— GIVEN DATA —
start
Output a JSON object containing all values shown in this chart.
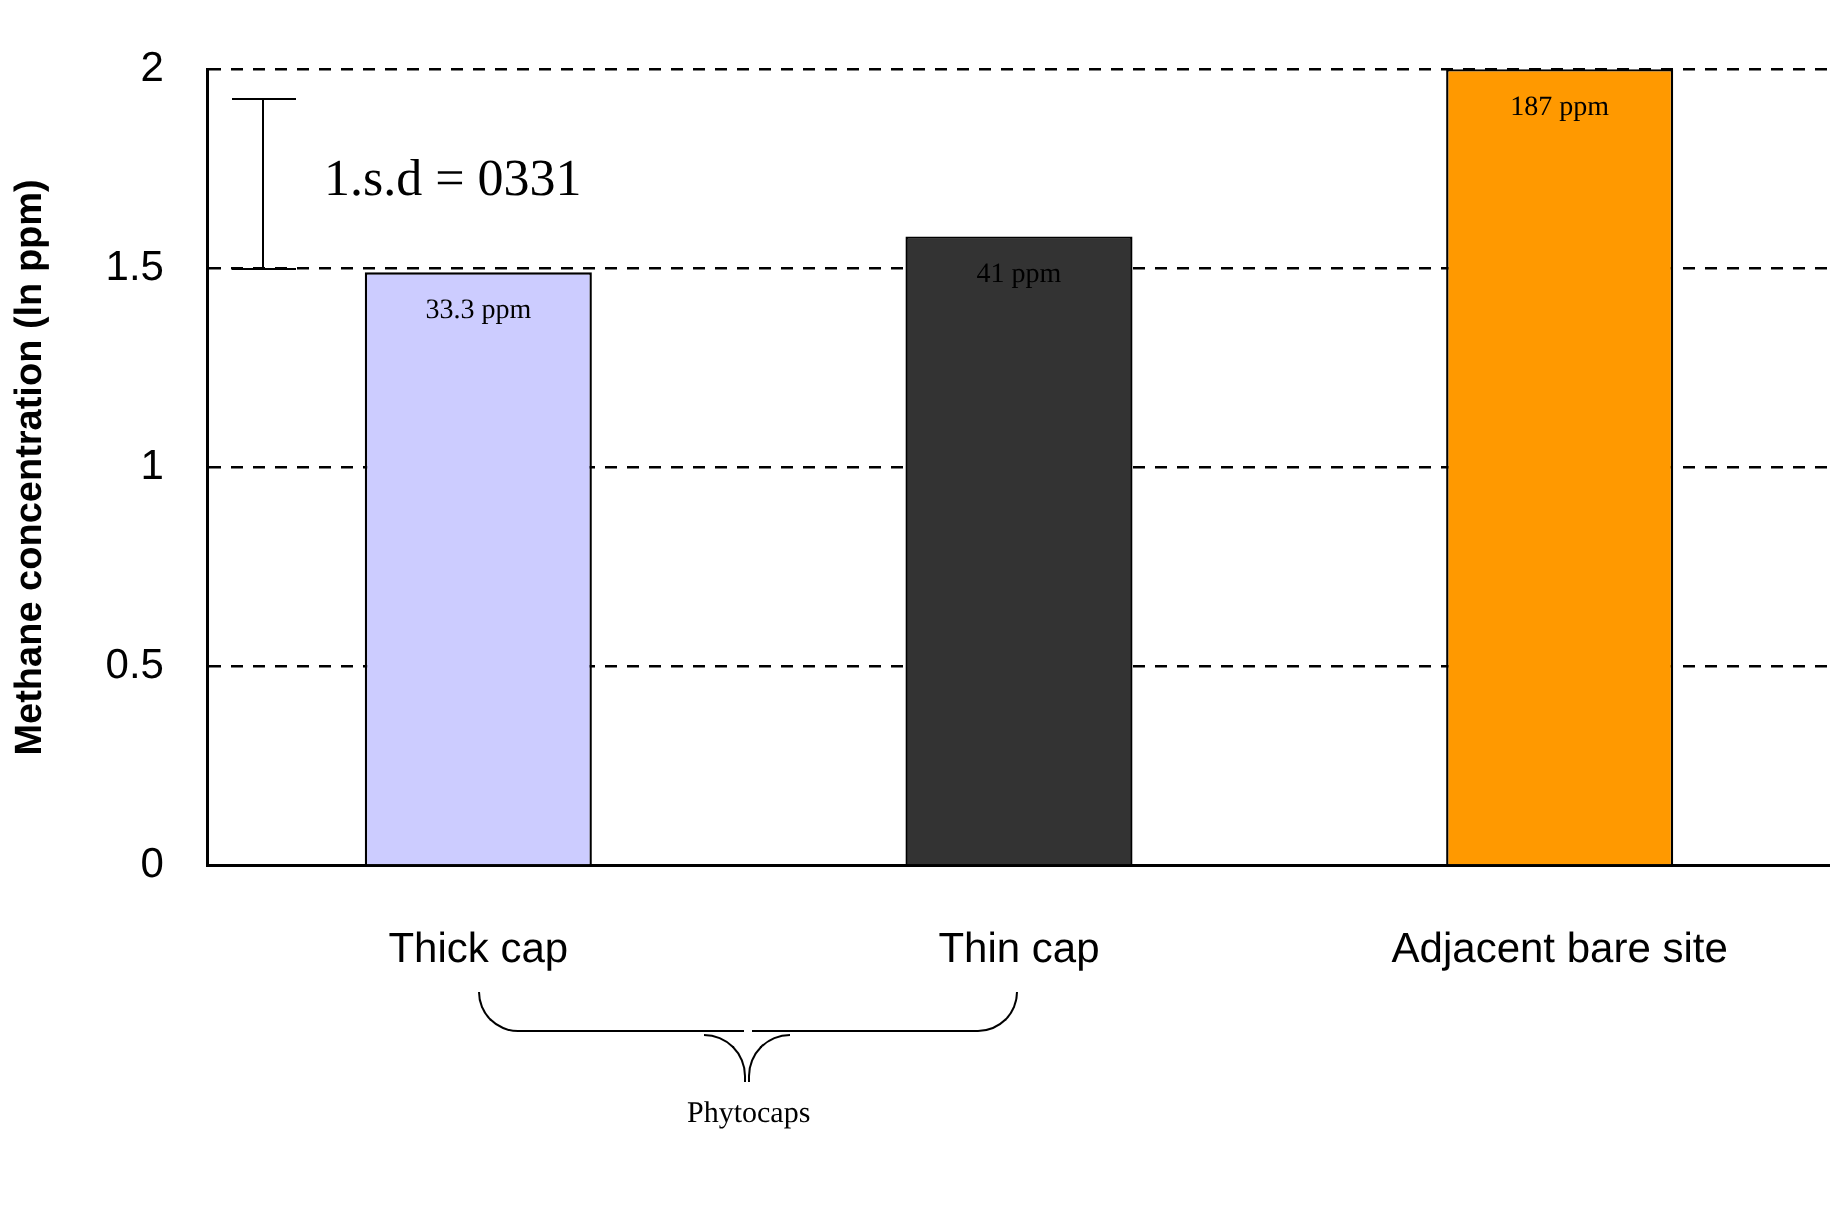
{
  "chart_data": {
    "type": "bar",
    "ylabel": "Methane concentration (ln ppm)",
    "categories": [
      "Thick cap",
      "Thin cap",
      "Adjacent bare site"
    ],
    "values": [
      1.49,
      1.58,
      2.0
    ],
    "colors": [
      "#ccccff",
      "#333333",
      "#ff9900"
    ],
    "ylim": [
      0,
      2
    ],
    "yticks": [
      0,
      0.5,
      1,
      1.5,
      2
    ],
    "grid": "y",
    "legend": false,
    "annotations": [
      "1.s.d = 0331",
      {
        "text": "33.3 ppm",
        "x": "Thick cap",
        "y": 1.49
      },
      {
        "text": "41 ppm",
        "x": "Thin cap",
        "y": 1.58
      },
      {
        "text": "187 ppm",
        "x": "Adjacent bare site",
        "y": 2.0
      },
      "Phytocaps"
    ]
  }
}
end
— WHAT TO WORK ON —
Return every line of the records exactly as given, pictures excluded.

— OUTPUT —
Output a JSON object containing all values shown in this chart.
{
  "chart_data": {
    "type": "bar",
    "ylabel": "Methane concentration (ln ppm)",
    "categories": [
      "Thick cap",
      "Thin cap",
      "Adjacent bare site"
    ],
    "values": [
      1.49,
      1.58,
      2.0
    ],
    "colors": [
      "#ccccff",
      "#333333",
      "#ff9900"
    ],
    "ylim": [
      0,
      2
    ],
    "yticks": [
      0,
      0.5,
      1,
      1.5,
      2
    ],
    "grid": "y",
    "legend": false,
    "annotations": [
      "1.s.d = 0331",
      {
        "text": "33.3 ppm",
        "x": "Thick cap",
        "y": 1.49
      },
      {
        "text": "41 ppm",
        "x": "Thin cap",
        "y": 1.58
      },
      {
        "text": "187 ppm",
        "x": "Adjacent bare site",
        "y": 2.0
      },
      "Phytocaps"
    ]
  }
}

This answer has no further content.